### Data for the task ###
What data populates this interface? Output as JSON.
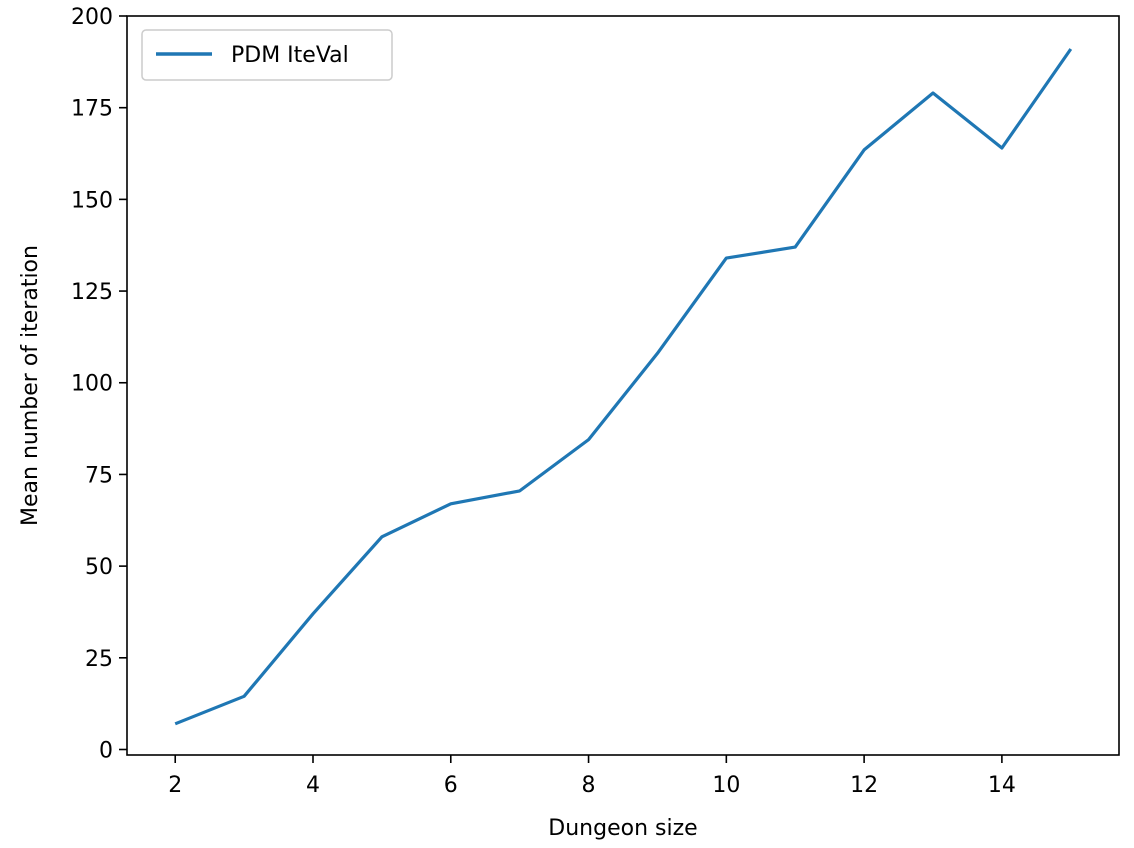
{
  "chart_data": {
    "type": "line",
    "title": "",
    "xlabel": "Dungeon size",
    "ylabel": "Mean number of iteration",
    "xlim": [
      1.3,
      15.7
    ],
    "ylim": [
      -1.5,
      200
    ],
    "x_ticks": [
      2,
      4,
      6,
      8,
      10,
      12,
      14
    ],
    "y_ticks": [
      0,
      25,
      50,
      75,
      100,
      125,
      150,
      175,
      200
    ],
    "grid": false,
    "legend": {
      "placement": "top-left",
      "entries": [
        "PDM IteVal"
      ]
    },
    "series": [
      {
        "name": "PDM IteVal",
        "color": "#1f77b4",
        "x": [
          2,
          3,
          4,
          5,
          6,
          7,
          8,
          9,
          10,
          11,
          12,
          13,
          14,
          15
        ],
        "y": [
          7,
          14.5,
          37,
          58,
          67,
          70.5,
          84.5,
          108,
          134,
          137,
          163.5,
          179,
          164,
          191
        ]
      }
    ]
  }
}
###
**Problem description**
Exclude every picture and copy the remaining data exactly.

**Result for this exercise**
What data populates this interface? Output as JSON.
{
  "chart_data": {
    "type": "line",
    "title": "",
    "xlabel": "Dungeon size",
    "ylabel": "Mean number of iteration",
    "xlim": [
      1.3,
      15.7
    ],
    "ylim": [
      -1.5,
      200
    ],
    "x_ticks": [
      2,
      4,
      6,
      8,
      10,
      12,
      14
    ],
    "y_ticks": [
      0,
      25,
      50,
      75,
      100,
      125,
      150,
      175,
      200
    ],
    "grid": false,
    "legend": {
      "placement": "top-left",
      "entries": [
        "PDM IteVal"
      ]
    },
    "series": [
      {
        "name": "PDM IteVal",
        "color": "#1f77b4",
        "x": [
          2,
          3,
          4,
          5,
          6,
          7,
          8,
          9,
          10,
          11,
          12,
          13,
          14,
          15
        ],
        "y": [
          7,
          14.5,
          37,
          58,
          67,
          70.5,
          84.5,
          108,
          134,
          137,
          163.5,
          179,
          164,
          191
        ]
      }
    ]
  }
}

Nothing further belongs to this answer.